§ **Text passage**:
================
CANDELARIA 
BERGERO




The greenhouse gas emissions caused by our energy system threaten a sustainable future. To overcome this threat, we need to transition towards cleaner energy forms. We have to change nearly everything around us: from the way we heat our homes, to the way we power our planes and produce our steel. My research focuses on how we can achieve this transition and on the environmental justice implications for people like you and me.

My passion is to establish a symbiotic relationship with our planet and with one another.



     


Technology, technology, technology: an integrated assessment of deep decarbonization pathways for the Canadian oil sands
2022
Photo by Chris Liverani on Unsplash

Energy Strategy Reviews

Candelaria Bergero, Matthew Binsted, Osama Younis, Evan G.R. Davies, Muhammad-Shahid Siddiqui, Rui Xing, Evan J. Arbuckle, Diego V. Chiappori, Jay Fuhrman, Haewon McJeon, Nick Macaluso

DOI:  10.1016/j.esr.2022.100804
As a party to the Paris Agreement, Canada has an ambitious climate target of net-zero emissions by 2050. The country also holds the world's third largest oil reserves in the Alberta oil sands. Given increasing emissions from the oil sands sector, achieving Canada's net-zero target requires significant oil sands decarbonization. If, while phasing out fossil fuels, there is still a demand for Canadian oil sands, then the decarbonization of the resource production process becomes crucial. In this study, we use an enhanced version of the Global Change Analysis Model (GCAM) with a detailed unconventional oil sector for Canada, including mining and in situ resources. We ask, what is the future of the oil sands sector in deeply decarbonized global and Canadian economies? We address this question under four mitigation scenarios with varying global net-zero GHG emissions constraints, three additional representative lower carbon extraction technologies available for the oil sands sector, as well as global direct air capture (DAC) deployment. We find that lower carbon technology deployment allows a 20%44% increase in oil sands production by 2050 for scenarios with net-zero GHG emissions in 2100 or 2075. DAC helps maintain oil sands production in the most ambitious global decarbonization scenario (net-zero GHG by 2050), without which low international oil demand makes Canadian oil sands production uncompetitive. Canadian oil sands production thus depends highly on the availability of lower carbon extraction technologies and international oil demand, which to a certain extent relies on the availability and global deployment of negative emissions technologies.




Canadian Unconventional Oil Production and Carbon Intensity (Existing Technologies vs. Lower Carbon Technologies, No DAC) Panel A. Canadian Unconventional Oil Production in EJ Panel B. Canadian Unconventional Oil Production Carbon Intensity in MtCO2 per EJ
Canadian Unconventional Oil Production by Technology (Lower Carbon Technologies, DAC). Panel A. By scenario, years 2015–2050 Panel B. By years 2030 and 2050, all scenarios.
Oil sands modeling in GCAM includes an unconventional oil resource extracted through mining and in situ processes by different technologies. The extracted unconventional oil is then refined and demanded by the three end-use sectors from GCAM: industry, buildings, and transportation.
================
§ **Raw data**:
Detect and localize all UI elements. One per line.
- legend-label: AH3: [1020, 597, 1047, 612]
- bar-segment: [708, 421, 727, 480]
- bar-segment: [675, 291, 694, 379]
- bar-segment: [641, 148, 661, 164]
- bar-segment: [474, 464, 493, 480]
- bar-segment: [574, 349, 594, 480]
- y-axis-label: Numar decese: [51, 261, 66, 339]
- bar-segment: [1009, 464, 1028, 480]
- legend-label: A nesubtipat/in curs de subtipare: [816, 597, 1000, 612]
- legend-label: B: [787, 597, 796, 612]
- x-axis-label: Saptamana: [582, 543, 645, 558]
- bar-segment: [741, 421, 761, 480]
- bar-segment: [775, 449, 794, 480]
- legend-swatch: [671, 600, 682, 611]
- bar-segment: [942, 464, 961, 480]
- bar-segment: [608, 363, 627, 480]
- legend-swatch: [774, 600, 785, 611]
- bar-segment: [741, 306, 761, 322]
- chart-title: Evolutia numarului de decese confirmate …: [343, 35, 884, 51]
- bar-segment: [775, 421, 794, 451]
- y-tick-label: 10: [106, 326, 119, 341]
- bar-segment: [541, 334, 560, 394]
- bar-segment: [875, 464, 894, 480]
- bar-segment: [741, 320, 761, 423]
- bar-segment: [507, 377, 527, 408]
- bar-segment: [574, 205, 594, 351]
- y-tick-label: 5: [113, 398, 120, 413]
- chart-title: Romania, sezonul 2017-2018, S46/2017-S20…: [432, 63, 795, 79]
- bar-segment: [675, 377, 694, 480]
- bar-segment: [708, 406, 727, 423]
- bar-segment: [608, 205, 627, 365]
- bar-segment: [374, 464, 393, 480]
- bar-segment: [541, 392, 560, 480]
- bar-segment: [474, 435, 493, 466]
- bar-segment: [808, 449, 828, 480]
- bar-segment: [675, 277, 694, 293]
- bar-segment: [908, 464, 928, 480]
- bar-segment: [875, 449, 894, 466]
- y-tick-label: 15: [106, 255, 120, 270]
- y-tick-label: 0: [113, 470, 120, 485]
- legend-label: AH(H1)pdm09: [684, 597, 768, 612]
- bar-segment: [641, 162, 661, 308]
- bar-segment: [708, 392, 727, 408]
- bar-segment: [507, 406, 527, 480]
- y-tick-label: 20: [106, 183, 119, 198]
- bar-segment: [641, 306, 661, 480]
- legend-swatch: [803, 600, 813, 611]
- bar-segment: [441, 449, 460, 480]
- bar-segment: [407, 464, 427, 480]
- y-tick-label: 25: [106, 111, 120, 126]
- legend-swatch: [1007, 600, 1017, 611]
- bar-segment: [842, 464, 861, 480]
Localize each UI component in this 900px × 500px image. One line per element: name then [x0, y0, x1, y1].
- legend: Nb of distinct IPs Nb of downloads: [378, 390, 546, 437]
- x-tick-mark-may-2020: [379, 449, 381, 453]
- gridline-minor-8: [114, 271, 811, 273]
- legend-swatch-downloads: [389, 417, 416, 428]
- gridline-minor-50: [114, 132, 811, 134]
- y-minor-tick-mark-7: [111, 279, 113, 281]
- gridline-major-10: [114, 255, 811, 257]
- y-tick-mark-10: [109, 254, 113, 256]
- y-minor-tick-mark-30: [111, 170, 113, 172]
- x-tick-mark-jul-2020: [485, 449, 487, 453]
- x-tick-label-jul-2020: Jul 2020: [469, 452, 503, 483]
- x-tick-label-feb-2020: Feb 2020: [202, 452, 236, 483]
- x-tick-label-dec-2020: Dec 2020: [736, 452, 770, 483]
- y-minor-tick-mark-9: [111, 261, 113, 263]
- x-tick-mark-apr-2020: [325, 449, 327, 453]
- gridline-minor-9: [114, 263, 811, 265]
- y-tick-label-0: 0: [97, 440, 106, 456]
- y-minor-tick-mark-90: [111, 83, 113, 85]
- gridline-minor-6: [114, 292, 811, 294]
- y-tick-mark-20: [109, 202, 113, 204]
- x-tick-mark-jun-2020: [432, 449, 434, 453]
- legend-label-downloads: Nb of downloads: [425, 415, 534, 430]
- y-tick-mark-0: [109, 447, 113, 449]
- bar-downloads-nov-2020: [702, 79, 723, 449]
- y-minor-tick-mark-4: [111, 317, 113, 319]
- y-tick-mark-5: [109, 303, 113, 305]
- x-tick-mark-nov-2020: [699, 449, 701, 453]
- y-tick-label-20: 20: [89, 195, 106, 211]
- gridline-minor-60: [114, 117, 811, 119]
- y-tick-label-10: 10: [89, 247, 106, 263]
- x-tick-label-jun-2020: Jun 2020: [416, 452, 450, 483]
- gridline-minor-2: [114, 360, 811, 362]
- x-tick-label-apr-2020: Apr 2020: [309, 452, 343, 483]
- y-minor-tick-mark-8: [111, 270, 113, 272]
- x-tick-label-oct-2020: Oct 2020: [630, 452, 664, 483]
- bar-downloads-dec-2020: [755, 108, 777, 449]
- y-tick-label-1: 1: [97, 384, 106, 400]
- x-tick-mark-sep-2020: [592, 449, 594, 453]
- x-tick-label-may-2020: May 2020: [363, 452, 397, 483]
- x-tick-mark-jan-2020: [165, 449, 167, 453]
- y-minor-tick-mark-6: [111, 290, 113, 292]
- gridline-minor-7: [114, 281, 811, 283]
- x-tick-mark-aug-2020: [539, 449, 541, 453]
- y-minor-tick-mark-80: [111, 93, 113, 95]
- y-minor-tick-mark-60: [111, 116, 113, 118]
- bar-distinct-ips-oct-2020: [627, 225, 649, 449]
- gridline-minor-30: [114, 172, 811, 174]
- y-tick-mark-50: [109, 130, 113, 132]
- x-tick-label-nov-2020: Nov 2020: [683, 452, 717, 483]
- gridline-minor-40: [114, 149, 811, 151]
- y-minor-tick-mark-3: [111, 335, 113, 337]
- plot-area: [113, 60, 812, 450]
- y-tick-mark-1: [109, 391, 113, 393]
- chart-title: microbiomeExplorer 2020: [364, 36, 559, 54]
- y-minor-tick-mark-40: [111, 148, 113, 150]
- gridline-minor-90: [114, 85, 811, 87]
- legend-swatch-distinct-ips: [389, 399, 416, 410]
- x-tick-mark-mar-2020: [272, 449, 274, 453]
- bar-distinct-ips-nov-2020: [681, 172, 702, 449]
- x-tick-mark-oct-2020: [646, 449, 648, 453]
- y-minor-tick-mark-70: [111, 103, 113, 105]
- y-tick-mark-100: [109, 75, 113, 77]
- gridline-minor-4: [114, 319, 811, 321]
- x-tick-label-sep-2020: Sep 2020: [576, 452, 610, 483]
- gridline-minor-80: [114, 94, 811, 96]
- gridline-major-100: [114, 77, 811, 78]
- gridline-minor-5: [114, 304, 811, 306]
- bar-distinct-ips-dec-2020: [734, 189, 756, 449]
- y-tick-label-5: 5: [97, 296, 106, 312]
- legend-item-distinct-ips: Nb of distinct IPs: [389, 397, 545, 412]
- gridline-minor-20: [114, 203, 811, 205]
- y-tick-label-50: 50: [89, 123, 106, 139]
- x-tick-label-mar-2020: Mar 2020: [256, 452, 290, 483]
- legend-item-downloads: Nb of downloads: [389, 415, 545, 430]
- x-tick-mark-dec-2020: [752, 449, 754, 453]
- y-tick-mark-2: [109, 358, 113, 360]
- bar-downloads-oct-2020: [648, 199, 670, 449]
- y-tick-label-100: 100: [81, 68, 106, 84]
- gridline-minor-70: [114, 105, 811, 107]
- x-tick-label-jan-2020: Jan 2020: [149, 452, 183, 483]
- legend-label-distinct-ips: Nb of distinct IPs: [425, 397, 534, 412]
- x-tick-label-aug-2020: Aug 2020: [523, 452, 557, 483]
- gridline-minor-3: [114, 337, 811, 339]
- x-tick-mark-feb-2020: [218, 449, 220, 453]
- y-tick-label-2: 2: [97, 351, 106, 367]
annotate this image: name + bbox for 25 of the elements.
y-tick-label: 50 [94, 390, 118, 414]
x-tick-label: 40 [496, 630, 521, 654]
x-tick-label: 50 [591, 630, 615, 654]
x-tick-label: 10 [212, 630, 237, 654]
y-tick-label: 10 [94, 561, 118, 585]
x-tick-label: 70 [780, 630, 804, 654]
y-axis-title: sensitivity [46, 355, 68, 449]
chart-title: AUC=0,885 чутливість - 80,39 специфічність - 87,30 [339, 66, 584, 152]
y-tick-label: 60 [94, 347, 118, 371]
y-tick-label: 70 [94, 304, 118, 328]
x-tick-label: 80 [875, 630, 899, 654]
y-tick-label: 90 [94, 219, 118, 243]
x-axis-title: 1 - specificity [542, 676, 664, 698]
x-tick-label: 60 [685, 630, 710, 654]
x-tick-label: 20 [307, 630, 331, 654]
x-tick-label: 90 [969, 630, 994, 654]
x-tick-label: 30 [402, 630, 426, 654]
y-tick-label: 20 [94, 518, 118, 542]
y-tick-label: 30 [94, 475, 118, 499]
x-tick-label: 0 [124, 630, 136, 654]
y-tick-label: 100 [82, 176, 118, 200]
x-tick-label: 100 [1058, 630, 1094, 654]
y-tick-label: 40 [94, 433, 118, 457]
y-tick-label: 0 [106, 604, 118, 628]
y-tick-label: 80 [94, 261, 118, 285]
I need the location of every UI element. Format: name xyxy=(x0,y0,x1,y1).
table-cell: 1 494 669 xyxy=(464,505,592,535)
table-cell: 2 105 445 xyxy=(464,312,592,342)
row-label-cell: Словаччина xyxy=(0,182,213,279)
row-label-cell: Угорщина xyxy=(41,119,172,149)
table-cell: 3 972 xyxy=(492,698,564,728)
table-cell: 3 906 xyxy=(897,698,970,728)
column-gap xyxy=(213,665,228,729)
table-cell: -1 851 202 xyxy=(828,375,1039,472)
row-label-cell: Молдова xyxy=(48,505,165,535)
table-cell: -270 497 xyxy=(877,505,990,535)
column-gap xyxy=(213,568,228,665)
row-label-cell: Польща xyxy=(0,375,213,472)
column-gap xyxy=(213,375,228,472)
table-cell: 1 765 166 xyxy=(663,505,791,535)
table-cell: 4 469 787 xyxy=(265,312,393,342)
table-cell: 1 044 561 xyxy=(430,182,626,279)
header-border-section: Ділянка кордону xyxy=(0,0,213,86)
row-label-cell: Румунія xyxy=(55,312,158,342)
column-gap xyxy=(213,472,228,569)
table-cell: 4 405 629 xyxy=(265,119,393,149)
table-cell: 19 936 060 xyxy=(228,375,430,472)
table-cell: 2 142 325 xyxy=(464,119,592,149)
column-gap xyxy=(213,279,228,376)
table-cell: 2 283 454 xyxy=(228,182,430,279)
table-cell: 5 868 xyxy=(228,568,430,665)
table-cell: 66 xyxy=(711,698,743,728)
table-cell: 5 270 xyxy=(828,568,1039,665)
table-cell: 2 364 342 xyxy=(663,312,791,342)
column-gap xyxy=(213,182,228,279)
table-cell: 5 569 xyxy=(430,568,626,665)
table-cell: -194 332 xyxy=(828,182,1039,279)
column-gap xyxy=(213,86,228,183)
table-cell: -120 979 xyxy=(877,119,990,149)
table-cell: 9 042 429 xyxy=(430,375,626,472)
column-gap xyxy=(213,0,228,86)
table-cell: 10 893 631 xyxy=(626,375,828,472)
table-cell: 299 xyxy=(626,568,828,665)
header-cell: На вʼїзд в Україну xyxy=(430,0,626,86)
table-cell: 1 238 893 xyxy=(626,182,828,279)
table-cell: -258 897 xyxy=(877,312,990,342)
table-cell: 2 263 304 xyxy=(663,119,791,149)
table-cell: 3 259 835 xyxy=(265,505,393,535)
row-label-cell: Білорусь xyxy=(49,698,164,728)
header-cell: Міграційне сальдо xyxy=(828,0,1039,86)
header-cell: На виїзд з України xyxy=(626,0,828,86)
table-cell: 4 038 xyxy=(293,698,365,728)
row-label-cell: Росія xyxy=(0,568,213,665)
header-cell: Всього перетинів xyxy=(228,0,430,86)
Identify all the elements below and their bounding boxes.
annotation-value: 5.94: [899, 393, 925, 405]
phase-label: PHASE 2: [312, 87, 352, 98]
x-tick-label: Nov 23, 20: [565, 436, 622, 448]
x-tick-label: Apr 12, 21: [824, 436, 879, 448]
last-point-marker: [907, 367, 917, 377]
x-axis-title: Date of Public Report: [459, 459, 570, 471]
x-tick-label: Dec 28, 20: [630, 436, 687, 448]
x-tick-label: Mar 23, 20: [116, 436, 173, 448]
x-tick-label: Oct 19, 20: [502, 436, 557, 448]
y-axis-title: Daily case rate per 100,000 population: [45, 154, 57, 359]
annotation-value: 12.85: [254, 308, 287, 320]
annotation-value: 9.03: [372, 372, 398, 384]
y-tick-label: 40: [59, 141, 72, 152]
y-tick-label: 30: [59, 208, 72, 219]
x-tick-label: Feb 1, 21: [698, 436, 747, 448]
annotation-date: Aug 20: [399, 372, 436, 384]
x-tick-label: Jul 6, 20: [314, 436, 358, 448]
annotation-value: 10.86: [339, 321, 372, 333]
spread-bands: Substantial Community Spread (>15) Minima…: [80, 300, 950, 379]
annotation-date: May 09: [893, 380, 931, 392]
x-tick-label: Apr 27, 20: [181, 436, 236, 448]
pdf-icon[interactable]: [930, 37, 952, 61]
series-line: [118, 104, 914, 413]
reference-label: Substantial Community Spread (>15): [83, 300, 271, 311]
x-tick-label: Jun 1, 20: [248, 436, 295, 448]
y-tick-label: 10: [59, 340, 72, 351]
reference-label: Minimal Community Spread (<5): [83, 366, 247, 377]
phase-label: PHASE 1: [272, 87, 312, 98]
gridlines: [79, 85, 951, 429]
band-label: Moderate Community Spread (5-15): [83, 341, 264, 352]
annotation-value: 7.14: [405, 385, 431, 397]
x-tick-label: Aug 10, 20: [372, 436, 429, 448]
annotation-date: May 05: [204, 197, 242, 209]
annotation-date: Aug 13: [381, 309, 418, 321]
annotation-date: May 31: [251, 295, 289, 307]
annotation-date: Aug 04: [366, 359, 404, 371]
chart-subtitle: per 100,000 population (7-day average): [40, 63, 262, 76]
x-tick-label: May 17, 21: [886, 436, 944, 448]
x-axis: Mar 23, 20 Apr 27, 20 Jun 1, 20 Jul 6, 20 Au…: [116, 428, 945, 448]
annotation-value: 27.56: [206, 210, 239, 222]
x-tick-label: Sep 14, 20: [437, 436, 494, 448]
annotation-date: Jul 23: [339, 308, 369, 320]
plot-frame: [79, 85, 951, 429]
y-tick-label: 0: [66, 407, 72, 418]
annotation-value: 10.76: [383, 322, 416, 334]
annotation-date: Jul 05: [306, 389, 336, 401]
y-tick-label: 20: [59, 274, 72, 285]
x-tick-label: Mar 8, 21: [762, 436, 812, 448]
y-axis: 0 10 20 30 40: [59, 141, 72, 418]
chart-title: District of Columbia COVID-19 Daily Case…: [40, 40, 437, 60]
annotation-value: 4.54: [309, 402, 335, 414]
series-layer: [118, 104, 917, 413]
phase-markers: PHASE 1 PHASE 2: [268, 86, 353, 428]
================
§ **Activity list**:
[A] For the research page, decide whether each statement agrees with it: (i) Canada holds the world's second largest oil reserves; (ii) the enhanced GCAM version used in the study covers both mining and in situ resources; (iii) the extracted unconventional oil is demanded by four end-use sectors. Answer yes or no for each and quote the deciding words.
[B] Quote the research page starting at "The greenhouse gas" and ending at "with one another.".
The listing has no connection to the research page.

§ **Exercise responses**:
[A]
(i) No: "The country also holds the world's third largest oil reserves in the Alberta oil sands."
(ii) Yes: "with a detailed unconventional oil sector for Canada, including mining and in situ resources."
(iii) No: "demanded by the three end-use sectors from GCAM: industry, buildings, and transportation."

[B]
The greenhouse gas emissions caused by our energy system threaten a sustainable future. To overcome this threat, we need to transition towards cleaner energy forms. We have to change nearly everything around us: from the way we heat our homes, to the way we power our planes and produce our steel. My research focuses on how we can achieve this transition and on the environmental justice implications for people like you and me.

My passion is to establish a symbiotic relationship with our planet and with one another.